┌─ Raw records

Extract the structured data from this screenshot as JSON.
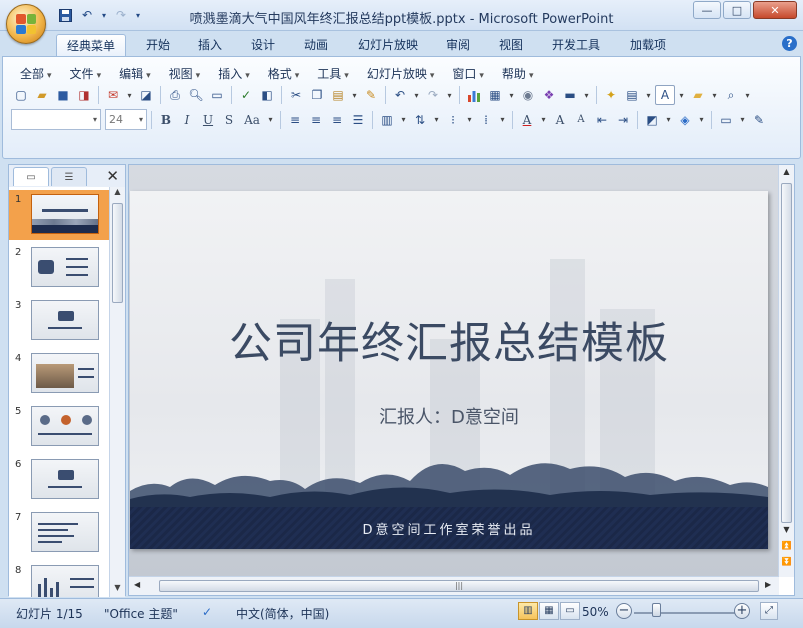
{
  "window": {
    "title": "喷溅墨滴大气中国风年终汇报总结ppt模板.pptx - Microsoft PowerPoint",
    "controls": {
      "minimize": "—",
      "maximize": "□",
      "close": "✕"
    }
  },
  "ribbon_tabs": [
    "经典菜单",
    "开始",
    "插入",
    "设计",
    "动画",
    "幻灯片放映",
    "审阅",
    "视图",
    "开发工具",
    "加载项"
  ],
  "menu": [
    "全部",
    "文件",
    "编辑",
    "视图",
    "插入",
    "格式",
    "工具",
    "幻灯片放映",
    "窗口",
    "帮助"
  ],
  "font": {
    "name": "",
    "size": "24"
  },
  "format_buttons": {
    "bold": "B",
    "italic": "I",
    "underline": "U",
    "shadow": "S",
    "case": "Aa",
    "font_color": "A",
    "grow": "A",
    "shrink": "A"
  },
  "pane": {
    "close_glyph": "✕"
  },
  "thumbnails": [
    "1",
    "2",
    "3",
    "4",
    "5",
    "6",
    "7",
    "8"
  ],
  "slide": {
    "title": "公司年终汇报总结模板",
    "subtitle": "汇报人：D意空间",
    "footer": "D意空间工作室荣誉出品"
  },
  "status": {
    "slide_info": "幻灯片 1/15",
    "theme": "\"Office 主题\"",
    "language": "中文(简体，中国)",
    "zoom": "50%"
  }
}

└─
┌─ Raw records

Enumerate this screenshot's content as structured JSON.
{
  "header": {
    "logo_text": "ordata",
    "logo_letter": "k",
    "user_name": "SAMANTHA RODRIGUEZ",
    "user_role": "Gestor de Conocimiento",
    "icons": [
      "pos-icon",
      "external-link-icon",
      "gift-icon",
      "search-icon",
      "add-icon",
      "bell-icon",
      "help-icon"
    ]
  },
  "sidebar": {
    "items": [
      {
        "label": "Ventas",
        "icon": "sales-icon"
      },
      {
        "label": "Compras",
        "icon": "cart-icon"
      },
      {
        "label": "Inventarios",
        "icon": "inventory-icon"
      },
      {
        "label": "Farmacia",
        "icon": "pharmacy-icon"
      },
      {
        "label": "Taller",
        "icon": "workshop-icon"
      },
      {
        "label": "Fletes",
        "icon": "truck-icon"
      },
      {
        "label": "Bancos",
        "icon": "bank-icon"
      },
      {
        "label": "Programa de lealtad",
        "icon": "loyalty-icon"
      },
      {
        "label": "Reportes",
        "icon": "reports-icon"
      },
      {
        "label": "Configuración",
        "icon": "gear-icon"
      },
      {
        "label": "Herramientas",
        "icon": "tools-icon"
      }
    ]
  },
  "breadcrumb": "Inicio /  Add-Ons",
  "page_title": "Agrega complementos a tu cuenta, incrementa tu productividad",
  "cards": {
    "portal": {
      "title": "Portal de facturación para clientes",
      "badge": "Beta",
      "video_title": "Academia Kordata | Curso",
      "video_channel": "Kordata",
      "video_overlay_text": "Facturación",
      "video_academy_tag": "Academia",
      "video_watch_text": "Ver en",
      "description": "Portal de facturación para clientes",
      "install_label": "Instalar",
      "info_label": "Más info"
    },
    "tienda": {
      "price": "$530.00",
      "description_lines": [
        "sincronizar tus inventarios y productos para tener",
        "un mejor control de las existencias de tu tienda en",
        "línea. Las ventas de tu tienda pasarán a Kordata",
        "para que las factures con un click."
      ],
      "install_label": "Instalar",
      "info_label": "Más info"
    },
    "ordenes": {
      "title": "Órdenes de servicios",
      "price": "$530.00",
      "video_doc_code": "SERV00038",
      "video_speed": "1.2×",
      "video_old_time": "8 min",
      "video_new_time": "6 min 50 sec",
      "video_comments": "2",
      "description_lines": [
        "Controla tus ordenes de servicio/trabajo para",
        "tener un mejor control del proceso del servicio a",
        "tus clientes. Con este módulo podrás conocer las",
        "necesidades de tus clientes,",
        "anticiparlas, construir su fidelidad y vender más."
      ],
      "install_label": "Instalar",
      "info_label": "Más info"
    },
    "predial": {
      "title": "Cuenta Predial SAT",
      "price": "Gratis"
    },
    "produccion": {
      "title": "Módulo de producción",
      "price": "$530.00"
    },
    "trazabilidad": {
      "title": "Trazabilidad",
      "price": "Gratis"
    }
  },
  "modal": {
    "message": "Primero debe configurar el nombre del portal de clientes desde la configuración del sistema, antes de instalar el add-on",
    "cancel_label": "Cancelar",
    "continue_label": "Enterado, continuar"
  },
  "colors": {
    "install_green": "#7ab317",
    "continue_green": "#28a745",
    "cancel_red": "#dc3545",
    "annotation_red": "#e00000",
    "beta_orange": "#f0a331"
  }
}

└─

**Your goal**
In the records above, find each line that holds the word "tener"; copy all such lines.

**Reply to the exercise**
        "sincronizar tus inventarios y productos para tener",
        "tener un mejor control del proceso del servicio a",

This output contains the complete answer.